------ DATASET RECORDS ------

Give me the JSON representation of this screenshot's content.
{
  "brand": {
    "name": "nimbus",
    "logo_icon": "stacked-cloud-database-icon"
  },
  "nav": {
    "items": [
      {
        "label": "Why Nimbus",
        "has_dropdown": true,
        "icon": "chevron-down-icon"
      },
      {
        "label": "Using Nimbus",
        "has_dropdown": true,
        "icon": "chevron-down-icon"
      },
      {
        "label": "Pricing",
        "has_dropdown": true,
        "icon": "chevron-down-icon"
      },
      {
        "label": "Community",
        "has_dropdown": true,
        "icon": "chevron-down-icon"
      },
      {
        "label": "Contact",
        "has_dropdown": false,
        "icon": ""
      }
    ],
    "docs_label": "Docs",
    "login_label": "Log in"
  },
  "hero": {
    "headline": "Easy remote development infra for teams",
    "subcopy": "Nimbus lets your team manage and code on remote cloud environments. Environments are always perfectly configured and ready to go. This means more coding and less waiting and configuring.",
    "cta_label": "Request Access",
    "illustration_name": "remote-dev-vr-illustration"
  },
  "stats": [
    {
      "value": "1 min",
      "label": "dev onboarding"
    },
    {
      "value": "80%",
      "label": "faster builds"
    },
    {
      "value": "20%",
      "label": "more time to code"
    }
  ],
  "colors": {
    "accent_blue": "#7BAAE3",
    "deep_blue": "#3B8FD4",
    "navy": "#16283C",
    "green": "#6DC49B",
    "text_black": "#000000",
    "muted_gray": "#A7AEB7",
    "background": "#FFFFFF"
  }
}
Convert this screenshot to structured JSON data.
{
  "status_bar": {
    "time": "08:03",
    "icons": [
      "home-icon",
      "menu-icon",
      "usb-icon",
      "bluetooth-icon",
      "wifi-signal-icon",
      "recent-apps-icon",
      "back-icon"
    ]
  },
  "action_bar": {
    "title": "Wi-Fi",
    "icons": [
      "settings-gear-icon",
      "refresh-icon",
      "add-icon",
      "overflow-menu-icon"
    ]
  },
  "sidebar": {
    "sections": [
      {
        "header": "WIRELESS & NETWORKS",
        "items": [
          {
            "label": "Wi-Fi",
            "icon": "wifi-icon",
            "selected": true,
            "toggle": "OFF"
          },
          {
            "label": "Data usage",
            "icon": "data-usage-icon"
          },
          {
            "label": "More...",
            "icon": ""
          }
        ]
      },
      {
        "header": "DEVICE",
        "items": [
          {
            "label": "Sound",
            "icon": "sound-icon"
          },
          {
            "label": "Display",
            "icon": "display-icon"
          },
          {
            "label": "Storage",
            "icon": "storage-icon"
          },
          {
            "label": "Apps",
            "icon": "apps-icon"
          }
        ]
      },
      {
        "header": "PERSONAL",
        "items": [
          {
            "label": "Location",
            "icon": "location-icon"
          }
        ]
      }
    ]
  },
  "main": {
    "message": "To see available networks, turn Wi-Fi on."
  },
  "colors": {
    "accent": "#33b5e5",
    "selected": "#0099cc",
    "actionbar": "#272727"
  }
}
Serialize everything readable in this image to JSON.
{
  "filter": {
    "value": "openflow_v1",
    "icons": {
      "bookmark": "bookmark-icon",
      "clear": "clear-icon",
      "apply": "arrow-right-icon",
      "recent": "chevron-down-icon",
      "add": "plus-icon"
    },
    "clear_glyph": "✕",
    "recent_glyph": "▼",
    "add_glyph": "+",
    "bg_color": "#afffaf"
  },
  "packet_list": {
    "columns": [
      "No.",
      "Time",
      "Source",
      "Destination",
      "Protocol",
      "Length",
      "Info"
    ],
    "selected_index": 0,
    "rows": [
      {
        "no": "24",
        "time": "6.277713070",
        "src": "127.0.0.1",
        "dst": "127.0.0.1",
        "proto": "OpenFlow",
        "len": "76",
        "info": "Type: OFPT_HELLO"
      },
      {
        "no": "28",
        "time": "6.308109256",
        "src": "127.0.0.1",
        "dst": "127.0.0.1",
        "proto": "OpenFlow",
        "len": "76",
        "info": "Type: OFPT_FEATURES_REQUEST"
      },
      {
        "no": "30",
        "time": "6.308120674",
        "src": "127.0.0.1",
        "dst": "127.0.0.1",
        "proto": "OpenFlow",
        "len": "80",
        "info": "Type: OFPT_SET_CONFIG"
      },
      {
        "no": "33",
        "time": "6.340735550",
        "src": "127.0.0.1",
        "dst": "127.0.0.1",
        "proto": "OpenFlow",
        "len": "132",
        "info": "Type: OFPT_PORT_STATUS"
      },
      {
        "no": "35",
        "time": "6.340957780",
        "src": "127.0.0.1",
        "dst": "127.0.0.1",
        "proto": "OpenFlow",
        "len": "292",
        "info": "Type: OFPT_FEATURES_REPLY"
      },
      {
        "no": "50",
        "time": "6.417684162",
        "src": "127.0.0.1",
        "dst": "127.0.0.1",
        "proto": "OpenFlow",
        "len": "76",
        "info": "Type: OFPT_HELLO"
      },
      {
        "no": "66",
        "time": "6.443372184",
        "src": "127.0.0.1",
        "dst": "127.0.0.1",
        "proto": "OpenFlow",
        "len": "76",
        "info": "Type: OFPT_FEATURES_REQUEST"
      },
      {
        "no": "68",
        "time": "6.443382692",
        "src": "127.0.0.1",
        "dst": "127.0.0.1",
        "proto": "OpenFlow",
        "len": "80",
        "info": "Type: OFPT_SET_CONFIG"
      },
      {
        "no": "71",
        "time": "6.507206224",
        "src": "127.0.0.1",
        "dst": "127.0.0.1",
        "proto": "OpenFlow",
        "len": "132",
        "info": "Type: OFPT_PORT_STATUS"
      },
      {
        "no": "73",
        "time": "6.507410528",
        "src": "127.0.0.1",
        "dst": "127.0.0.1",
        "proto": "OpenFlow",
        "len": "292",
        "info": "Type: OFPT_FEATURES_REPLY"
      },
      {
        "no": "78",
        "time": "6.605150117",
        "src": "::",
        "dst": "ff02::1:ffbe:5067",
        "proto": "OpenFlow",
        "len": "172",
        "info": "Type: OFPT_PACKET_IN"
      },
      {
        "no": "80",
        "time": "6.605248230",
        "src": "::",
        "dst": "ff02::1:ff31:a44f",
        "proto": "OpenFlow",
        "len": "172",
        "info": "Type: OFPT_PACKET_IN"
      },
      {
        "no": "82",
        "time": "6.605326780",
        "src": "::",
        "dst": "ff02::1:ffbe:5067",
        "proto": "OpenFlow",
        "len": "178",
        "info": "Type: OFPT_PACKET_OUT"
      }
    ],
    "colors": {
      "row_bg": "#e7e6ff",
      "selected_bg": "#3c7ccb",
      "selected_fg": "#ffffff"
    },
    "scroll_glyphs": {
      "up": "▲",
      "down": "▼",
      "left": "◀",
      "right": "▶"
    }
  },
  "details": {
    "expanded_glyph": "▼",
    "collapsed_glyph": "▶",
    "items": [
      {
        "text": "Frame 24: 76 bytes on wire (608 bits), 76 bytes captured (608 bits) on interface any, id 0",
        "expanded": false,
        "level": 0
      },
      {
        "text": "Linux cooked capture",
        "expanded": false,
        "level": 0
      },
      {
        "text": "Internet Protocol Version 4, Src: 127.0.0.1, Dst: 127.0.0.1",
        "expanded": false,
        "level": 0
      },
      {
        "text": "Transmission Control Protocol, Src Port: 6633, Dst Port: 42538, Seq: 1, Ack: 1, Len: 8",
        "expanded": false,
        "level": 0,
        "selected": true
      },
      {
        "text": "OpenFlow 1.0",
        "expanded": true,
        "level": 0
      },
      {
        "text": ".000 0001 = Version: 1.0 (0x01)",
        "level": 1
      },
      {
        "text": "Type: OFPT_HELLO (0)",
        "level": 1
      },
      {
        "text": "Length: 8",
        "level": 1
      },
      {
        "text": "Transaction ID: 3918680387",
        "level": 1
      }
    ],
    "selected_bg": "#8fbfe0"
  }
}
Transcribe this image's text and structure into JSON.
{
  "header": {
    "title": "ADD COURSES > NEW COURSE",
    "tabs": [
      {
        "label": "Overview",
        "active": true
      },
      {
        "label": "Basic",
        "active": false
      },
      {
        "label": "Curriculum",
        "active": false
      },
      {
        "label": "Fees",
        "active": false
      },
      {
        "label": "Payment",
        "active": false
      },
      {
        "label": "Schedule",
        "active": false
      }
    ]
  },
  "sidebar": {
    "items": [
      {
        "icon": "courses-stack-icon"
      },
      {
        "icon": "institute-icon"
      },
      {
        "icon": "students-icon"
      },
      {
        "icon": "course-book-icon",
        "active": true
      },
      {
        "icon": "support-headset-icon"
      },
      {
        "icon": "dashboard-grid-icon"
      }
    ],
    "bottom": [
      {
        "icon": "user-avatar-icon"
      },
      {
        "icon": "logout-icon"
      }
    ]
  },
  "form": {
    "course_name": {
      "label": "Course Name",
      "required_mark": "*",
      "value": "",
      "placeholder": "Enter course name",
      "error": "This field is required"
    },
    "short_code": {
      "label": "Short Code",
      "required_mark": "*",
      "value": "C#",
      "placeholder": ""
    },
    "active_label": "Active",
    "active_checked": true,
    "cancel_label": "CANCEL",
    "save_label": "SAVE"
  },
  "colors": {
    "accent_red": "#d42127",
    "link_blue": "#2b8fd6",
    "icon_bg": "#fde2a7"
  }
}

------

§ PROBLEM TO WORK ON
In the entries above, find lines with "screenshot" and copy each.

§ TASK RESULT
Give me the JSON representation of this screenshot's content.
Convert this screenshot to structured JSON data.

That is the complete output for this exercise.